**Goal:**
Repeat, line for line, the entries printed below.

(Records that describe figures)
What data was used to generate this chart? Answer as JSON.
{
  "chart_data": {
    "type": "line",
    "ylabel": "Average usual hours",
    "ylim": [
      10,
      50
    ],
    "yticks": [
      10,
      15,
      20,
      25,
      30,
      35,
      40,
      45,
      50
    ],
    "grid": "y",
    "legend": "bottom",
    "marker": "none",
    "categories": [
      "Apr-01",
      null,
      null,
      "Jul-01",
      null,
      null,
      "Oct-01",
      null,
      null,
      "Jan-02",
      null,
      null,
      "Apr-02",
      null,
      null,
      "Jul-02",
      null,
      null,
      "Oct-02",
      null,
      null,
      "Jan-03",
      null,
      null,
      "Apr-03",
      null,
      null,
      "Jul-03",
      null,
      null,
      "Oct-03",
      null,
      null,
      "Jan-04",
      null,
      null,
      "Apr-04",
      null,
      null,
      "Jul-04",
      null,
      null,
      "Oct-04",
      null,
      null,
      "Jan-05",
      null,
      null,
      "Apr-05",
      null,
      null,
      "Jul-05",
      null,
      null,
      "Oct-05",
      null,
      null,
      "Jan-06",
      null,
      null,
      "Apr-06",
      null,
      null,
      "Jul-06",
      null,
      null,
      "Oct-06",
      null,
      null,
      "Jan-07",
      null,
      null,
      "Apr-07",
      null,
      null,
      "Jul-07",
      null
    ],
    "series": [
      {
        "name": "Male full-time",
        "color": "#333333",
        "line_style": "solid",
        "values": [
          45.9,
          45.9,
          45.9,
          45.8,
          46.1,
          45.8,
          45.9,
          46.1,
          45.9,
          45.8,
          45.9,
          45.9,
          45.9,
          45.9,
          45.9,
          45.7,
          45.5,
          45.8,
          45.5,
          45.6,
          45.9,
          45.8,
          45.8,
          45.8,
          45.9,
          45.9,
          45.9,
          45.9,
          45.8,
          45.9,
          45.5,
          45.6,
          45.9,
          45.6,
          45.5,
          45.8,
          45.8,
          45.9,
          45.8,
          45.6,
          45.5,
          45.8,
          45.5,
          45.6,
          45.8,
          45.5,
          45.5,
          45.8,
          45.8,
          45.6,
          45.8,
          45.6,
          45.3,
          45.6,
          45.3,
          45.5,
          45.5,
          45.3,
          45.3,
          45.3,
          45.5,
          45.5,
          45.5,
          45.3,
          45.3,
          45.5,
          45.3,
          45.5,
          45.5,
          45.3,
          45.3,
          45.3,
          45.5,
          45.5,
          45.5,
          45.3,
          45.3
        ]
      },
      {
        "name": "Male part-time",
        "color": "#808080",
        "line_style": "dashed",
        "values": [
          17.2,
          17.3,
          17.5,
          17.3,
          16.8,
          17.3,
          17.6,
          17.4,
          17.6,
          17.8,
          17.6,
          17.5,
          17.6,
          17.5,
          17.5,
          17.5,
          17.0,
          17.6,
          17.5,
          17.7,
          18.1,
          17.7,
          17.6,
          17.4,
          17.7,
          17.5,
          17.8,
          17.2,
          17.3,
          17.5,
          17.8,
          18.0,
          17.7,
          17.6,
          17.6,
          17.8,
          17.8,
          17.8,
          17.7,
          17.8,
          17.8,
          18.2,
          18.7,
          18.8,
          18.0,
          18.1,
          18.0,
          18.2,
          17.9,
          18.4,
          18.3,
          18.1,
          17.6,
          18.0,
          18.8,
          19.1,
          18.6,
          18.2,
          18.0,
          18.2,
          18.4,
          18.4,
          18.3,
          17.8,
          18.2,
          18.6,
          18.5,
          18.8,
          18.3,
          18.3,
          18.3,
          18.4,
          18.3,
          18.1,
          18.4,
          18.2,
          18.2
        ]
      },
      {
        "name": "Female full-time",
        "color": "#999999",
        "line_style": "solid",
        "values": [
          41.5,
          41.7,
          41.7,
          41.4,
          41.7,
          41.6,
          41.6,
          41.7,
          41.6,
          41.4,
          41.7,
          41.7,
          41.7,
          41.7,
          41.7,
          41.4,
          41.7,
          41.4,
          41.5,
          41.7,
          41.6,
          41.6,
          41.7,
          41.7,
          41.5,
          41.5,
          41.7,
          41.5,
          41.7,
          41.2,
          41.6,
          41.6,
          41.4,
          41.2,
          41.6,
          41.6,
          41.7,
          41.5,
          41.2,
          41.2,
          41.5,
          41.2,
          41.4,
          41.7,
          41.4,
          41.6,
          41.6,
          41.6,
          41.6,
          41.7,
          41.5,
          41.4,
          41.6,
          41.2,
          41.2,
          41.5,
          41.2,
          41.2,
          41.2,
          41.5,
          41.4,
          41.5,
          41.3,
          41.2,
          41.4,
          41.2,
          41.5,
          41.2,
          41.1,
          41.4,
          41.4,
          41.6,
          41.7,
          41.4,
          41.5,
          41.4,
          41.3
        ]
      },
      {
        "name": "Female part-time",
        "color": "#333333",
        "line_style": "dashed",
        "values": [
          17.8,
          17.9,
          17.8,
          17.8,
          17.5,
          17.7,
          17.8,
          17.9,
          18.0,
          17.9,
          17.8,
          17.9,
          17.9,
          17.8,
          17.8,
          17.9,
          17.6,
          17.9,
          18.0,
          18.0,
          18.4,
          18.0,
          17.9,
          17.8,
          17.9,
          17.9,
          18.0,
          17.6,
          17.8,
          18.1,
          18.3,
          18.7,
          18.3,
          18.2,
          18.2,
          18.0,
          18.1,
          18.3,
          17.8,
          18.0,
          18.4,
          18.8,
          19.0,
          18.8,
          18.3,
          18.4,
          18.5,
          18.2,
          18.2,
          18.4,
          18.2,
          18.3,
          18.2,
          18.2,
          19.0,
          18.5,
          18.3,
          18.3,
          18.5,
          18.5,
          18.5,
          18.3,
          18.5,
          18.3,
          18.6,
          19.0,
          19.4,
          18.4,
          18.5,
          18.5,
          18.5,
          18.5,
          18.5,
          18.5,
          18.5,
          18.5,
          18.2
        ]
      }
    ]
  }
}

**Solution:**
What data was used to generate this chart? Answer as JSON.
{
  "chart_data": {
    "type": "line",
    "ylabel": "Average usual hours",
    "ylim": [
      10,
      50
    ],
    "yticks": [
      10,
      15,
      20,
      25,
      30,
      35,
      40,
      45,
      50
    ],
    "grid": "y",
    "legend": "bottom",
    "marker": "none",
    "categories": [
      "Apr-01",
      null,
      null,
      "Jul-01",
      null,
      null,
      "Oct-01",
      null,
      null,
      "Jan-02",
      null,
      null,
      "Apr-02",
      null,
      null,
      "Jul-02",
      null,
      null,
      "Oct-02",
      null,
      null,
      "Jan-03",
      null,
      null,
      "Apr-03",
      null,
      null,
      "Jul-03",
      null,
      null,
      "Oct-03",
      null,
      null,
      "Jan-04",
      null,
      null,
      "Apr-04",
      null,
      null,
      "Jul-04",
      null,
      null,
      "Oct-04",
      null,
      null,
      "Jan-05",
      null,
      null,
      "Apr-05",
      null,
      null,
      "Jul-05",
      null,
      null,
      "Oct-05",
      null,
      null,
      "Jan-06",
      null,
      null,
      "Apr-06",
      null,
      null,
      "Jul-06",
      null,
      null,
      "Oct-06",
      null,
      null,
      "Jan-07",
      null,
      null,
      "Apr-07",
      null,
      null,
      "Jul-07",
      null
    ],
    "series": [
      {
        "name": "Male full-time",
        "color": "#333333",
        "line_style": "solid",
        "values": [
          45.9,
          45.9,
          45.9,
          45.8,
          46.1,
          45.8,
          45.9,
          46.1,
          45.9,
          45.8,
          45.9,
          45.9,
          45.9,
          45.9,
          45.9,
          45.7,
          45.5,
          45.8,
          45.5,
          45.6,
          45.9,
          45.8,
          45.8,
          45.8,
          45.9,
          45.9,
          45.9,
          45.9,
          45.8,
          45.9,
          45.5,
          45.6,
          45.9,
          45.6,
          45.5,
          45.8,
          45.8,
          45.9,
          45.8,
          45.6,
          45.5,
          45.8,
          45.5,
          45.6,
          45.8,
          45.5,
          45.5,
          45.8,
          45.8,
          45.6,
          45.8,
          45.6,
          45.3,
          45.6,
          45.3,
          45.5,
          45.5,
          45.3,
          45.3,
          45.3,
          45.5,
          45.5,
          45.5,
          45.3,
          45.3,
          45.5,
          45.3,
          45.5,
          45.5,
          45.3,
          45.3,
          45.3,
          45.5,
          45.5,
          45.5,
          45.3,
          45.3
        ]
      },
      {
        "name": "Male part-time",
        "color": "#808080",
        "line_style": "dashed",
        "values": [
          17.2,
          17.3,
          17.5,
          17.3,
          16.8,
          17.3,
          17.6,
          17.4,
          17.6,
          17.8,
          17.6,
          17.5,
          17.6,
          17.5,
          17.5,
          17.5,
          17.0,
          17.6,
          17.5,
          17.7,
          18.1,
          17.7,
          17.6,
          17.4,
          17.7,
          17.5,
          17.8,
          17.2,
          17.3,
          17.5,
          17.8,
          18.0,
          17.7,
          17.6,
          17.6,
          17.8,
          17.8,
          17.8,
          17.7,
          17.8,
          17.8,
          18.2,
          18.7,
          18.8,
          18.0,
          18.1,
          18.0,
          18.2,
          17.9,
          18.4,
          18.3,
          18.1,
          17.6,
          18.0,
          18.8,
          19.1,
          18.6,
          18.2,
          18.0,
          18.2,
          18.4,
          18.4,
          18.3,
          17.8,
          18.2,
          18.6,
          18.5,
          18.8,
          18.3,
          18.3,
          18.3,
          18.4,
          18.3,
          18.1,
          18.4,
          18.2,
          18.2
        ]
      },
      {
        "name": "Female full-time",
        "color": "#999999",
        "line_style": "solid",
        "values": [
          41.5,
          41.7,
          41.7,
          41.4,
          41.7,
          41.6,
          41.6,
          41.7,
          41.6,
          41.4,
          41.7,
          41.7,
          41.7,
          41.7,
          41.7,
          41.4,
          41.7,
          41.4,
          41.5,
          41.7,
          41.6,
          41.6,
          41.7,
          41.7,
          41.5,
          41.5,
          41.7,
          41.5,
          41.7,
          41.2,
          41.6,
          41.6,
          41.4,
          41.2,
          41.6,
          41.6,
          41.7,
          41.5,
          41.2,
          41.2,
          41.5,
          41.2,
          41.4,
          41.7,
          41.4,
          41.6,
          41.6,
          41.6,
          41.6,
          41.7,
          41.5,
          41.4,
          41.6,
          41.2,
          41.2,
          41.5,
          41.2,
          41.2,
          41.2,
          41.5,
          41.4,
          41.5,
          41.3,
          41.2,
          41.4,
          41.2,
          41.5,
          41.2,
          41.1,
          41.4,
          41.4,
          41.6,
          41.7,
          41.4,
          41.5,
          41.4,
          41.3
        ]
      },
      {
        "name": "Female part-time",
        "color": "#333333",
        "line_style": "dashed",
        "values": [
          17.8,
          17.9,
          17.8,
          17.8,
          17.5,
          17.7,
          17.8,
          17.9,
          18.0,
          17.9,
          17.8,
          17.9,
          17.9,
          17.8,
          17.8,
          17.9,
          17.6,
          17.9,
          18.0,
          18.0,
          18.4,
          18.0,
          17.9,
          17.8,
          17.9,
          17.9,
          18.0,
          17.6,
          17.8,
          18.1,
          18.3,
          18.7,
          18.3,
          18.2,
          18.2,
          18.0,
          18.1,
          18.3,
          17.8,
          18.0,
          18.4,
          18.8,
          19.0,
          18.8,
          18.3,
          18.4,
          18.5,
          18.2,
          18.2,
          18.4,
          18.2,
          18.3,
          18.2,
          18.2,
          19.0,
          18.5,
          18.3,
          18.3,
          18.5,
          18.5,
          18.5,
          18.3,
          18.5,
          18.3,
          18.6,
          19.0,
          19.4,
          18.4,
          18.5,
          18.5,
          18.5,
          18.5,
          18.5,
          18.5,
          18.5,
          18.5,
          18.2
        ]
      }
    ]
  }
}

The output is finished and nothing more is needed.